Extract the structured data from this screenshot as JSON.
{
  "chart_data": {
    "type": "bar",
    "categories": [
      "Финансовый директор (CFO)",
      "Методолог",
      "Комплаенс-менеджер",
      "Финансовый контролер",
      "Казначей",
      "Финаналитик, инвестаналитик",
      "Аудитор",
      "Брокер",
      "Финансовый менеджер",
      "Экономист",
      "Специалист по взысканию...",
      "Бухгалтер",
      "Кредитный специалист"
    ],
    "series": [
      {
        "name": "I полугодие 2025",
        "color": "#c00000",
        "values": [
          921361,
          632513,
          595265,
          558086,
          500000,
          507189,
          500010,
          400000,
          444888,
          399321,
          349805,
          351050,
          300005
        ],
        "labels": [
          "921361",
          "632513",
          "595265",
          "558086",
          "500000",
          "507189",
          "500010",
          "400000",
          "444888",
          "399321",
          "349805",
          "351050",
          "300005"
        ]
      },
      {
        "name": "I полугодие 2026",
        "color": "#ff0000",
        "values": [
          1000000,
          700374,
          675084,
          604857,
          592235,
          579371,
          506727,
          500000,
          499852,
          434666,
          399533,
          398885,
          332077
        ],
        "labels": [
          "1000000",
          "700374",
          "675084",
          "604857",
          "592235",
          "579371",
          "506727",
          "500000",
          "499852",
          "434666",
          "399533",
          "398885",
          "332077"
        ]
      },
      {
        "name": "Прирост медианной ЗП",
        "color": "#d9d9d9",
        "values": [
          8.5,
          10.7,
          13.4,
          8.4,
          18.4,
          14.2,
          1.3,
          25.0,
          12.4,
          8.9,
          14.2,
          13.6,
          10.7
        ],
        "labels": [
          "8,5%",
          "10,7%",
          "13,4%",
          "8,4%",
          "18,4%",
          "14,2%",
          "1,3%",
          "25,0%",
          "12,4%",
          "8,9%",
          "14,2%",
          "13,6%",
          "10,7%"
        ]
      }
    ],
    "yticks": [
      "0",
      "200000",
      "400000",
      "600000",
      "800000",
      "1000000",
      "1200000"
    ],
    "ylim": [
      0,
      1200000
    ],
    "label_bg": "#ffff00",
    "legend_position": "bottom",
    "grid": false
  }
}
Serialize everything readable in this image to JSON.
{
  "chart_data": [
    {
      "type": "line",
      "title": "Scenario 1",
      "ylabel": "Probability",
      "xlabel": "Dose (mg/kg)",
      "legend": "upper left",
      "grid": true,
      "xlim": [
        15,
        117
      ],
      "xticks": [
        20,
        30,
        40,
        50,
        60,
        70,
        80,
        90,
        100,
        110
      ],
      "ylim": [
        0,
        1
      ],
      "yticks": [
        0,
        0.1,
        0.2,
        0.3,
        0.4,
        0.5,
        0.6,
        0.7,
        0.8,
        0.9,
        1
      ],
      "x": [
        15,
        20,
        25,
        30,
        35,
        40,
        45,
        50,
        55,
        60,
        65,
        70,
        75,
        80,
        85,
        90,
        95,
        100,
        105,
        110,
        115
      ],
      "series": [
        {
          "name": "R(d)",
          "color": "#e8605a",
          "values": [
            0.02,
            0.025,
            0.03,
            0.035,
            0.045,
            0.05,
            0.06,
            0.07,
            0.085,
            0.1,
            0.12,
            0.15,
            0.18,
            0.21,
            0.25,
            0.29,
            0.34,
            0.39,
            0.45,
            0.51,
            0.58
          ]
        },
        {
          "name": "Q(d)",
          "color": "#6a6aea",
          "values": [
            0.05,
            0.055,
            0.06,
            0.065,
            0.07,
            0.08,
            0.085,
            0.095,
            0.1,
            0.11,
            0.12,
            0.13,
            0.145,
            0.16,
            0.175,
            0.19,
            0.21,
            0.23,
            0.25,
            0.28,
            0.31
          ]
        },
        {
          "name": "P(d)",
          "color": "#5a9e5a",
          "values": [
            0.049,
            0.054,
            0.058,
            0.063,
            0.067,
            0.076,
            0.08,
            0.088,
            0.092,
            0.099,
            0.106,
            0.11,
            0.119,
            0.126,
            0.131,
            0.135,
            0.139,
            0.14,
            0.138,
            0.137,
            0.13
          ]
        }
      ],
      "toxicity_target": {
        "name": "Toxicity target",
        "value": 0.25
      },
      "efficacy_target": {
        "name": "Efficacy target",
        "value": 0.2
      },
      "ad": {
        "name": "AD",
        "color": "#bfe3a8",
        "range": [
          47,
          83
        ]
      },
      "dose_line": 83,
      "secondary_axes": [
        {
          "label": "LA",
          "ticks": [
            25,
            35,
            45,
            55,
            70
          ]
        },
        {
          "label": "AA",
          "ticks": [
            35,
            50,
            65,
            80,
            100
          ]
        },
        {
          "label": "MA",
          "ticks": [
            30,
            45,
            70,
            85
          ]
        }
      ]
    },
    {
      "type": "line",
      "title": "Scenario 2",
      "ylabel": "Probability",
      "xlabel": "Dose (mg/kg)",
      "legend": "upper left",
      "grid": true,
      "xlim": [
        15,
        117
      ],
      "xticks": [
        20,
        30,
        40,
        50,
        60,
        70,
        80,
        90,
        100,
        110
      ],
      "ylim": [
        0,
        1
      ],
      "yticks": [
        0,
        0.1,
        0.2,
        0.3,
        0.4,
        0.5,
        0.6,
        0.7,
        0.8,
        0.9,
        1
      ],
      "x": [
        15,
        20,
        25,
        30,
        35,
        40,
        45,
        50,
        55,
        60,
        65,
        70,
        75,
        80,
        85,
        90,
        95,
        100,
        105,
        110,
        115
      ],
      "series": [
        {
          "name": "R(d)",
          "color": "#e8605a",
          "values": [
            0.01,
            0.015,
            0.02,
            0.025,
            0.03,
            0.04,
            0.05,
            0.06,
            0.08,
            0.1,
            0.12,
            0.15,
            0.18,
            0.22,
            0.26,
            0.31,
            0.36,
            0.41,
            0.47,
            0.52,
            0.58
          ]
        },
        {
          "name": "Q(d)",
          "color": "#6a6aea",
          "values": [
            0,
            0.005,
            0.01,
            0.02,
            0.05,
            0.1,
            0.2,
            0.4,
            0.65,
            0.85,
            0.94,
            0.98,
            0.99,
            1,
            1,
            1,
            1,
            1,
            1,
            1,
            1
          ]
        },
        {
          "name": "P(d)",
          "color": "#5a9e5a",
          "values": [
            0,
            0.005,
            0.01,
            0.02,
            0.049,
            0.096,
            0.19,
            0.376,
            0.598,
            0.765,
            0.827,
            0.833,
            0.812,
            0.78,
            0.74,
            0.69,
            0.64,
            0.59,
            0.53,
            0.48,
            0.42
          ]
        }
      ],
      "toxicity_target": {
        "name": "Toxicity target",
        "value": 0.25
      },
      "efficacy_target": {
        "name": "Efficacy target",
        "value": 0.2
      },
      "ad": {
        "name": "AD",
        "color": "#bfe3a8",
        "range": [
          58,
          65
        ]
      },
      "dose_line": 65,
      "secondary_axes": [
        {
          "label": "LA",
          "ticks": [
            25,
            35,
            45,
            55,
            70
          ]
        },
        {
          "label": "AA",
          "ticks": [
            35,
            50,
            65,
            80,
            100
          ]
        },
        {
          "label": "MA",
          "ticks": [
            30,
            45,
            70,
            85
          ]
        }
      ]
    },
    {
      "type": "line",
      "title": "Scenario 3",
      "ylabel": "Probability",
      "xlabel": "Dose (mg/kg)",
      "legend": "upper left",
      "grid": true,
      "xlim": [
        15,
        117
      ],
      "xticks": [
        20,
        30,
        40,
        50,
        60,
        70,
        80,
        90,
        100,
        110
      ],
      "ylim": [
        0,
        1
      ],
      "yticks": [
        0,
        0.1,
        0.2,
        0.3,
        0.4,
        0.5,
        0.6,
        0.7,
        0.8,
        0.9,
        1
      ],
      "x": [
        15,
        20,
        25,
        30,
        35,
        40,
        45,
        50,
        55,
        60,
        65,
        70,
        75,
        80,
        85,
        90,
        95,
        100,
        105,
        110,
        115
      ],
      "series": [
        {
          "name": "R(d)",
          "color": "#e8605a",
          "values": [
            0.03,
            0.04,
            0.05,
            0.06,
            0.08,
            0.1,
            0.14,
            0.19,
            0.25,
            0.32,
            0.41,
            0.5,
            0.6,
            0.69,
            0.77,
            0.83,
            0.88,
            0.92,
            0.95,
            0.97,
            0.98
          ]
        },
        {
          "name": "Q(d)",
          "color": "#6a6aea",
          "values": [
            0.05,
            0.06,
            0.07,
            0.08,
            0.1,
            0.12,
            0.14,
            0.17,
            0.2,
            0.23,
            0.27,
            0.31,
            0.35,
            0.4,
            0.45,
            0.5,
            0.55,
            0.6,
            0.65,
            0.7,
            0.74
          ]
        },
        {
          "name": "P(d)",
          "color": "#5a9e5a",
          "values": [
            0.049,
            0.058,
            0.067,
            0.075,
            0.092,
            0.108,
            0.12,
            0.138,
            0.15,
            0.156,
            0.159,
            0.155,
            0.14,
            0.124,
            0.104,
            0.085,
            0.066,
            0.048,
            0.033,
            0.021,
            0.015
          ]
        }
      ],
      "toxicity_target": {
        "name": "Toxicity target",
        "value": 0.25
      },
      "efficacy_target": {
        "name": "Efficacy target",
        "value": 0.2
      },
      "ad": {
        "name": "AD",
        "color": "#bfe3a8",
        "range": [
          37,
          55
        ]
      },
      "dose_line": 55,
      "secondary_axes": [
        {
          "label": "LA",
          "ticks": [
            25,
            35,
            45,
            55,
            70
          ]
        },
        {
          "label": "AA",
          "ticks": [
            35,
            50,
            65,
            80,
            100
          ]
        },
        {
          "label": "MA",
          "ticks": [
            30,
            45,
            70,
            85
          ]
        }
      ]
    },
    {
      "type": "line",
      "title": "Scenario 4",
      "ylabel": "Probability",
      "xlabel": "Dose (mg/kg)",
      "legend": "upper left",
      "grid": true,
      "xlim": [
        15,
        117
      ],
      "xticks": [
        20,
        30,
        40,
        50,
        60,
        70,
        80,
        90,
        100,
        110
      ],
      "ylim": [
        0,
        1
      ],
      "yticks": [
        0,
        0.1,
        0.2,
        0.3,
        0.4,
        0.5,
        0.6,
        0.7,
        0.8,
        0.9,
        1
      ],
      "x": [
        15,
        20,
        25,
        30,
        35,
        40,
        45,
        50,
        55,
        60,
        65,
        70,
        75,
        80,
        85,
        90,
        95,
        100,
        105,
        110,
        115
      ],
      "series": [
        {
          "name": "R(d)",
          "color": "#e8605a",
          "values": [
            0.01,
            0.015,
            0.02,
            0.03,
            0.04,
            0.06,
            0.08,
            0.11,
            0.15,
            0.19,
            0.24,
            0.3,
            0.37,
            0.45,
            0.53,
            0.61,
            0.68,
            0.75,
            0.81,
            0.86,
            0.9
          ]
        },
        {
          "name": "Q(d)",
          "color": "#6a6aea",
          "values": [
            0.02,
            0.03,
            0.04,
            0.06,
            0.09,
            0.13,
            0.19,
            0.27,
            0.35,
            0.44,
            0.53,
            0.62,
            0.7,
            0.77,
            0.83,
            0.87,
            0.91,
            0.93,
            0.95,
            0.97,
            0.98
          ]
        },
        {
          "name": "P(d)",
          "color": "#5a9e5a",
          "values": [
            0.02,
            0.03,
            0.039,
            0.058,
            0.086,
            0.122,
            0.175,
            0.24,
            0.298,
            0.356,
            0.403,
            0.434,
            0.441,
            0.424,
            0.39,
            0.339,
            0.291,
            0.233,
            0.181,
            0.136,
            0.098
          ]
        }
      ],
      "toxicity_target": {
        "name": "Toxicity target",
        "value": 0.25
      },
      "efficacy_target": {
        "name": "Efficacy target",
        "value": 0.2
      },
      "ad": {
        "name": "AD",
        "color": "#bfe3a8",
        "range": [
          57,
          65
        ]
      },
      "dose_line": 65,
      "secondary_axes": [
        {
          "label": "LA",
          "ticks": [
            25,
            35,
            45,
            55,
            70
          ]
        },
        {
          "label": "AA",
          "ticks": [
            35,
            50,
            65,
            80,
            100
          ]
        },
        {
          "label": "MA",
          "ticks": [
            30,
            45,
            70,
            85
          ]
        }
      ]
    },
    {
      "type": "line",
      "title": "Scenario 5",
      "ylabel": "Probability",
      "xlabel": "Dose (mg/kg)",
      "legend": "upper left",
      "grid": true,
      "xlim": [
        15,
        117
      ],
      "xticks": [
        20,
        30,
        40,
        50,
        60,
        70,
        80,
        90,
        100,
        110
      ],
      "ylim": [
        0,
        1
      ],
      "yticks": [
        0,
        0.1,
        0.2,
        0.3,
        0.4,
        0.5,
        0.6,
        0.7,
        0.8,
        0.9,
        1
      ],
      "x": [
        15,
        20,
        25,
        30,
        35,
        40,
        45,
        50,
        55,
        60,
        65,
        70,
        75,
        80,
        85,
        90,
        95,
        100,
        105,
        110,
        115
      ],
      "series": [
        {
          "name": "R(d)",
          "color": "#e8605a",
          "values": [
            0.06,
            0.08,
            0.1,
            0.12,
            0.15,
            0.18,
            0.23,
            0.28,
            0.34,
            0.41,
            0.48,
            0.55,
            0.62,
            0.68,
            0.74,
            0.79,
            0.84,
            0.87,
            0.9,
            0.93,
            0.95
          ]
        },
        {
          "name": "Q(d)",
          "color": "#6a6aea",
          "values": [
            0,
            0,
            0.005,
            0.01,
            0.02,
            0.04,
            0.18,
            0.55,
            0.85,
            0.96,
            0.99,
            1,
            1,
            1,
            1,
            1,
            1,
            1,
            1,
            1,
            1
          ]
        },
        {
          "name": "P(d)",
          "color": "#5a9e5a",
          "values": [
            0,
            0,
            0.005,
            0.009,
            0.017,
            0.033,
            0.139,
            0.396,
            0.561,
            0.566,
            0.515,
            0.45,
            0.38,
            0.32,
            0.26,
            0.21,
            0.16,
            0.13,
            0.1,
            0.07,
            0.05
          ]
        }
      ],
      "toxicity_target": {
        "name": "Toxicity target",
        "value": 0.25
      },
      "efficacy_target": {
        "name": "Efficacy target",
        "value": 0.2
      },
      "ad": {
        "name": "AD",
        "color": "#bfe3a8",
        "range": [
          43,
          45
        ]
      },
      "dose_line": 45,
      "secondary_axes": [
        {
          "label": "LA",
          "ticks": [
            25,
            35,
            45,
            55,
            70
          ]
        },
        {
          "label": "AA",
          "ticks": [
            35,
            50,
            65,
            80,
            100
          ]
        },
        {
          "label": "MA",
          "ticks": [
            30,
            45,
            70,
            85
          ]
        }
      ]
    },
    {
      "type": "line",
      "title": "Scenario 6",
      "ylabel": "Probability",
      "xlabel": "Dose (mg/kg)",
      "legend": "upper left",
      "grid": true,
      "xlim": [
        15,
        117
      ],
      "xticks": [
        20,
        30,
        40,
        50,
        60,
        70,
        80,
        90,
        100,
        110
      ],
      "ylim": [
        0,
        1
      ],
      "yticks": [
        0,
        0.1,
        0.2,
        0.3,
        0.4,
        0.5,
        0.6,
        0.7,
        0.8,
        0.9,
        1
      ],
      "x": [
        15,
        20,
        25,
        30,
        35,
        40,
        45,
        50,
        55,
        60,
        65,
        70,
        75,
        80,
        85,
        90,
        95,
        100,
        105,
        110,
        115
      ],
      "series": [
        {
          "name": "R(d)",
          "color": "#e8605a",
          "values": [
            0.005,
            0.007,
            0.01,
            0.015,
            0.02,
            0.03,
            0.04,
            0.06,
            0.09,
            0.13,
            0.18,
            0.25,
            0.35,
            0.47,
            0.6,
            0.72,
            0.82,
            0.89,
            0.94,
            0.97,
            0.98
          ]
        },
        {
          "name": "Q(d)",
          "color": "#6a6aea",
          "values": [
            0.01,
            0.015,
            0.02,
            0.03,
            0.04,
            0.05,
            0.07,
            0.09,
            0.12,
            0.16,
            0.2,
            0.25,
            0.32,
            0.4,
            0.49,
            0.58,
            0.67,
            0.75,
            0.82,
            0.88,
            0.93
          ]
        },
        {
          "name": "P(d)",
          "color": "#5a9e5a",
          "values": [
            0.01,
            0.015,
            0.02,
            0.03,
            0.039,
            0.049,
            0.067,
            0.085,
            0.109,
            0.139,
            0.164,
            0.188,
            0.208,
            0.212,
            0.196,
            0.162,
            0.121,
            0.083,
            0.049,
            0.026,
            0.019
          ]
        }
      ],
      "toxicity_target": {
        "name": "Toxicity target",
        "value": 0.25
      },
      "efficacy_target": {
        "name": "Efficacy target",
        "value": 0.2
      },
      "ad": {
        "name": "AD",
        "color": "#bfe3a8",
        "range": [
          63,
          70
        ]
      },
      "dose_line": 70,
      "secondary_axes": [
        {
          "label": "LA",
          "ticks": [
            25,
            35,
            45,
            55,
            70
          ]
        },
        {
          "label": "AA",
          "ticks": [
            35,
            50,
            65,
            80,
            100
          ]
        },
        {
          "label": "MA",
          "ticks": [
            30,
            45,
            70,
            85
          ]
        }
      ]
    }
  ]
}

• • •

Exercise brief: Report the number of lines that contain "Scenario", with no other words.

Solution to the problem: 6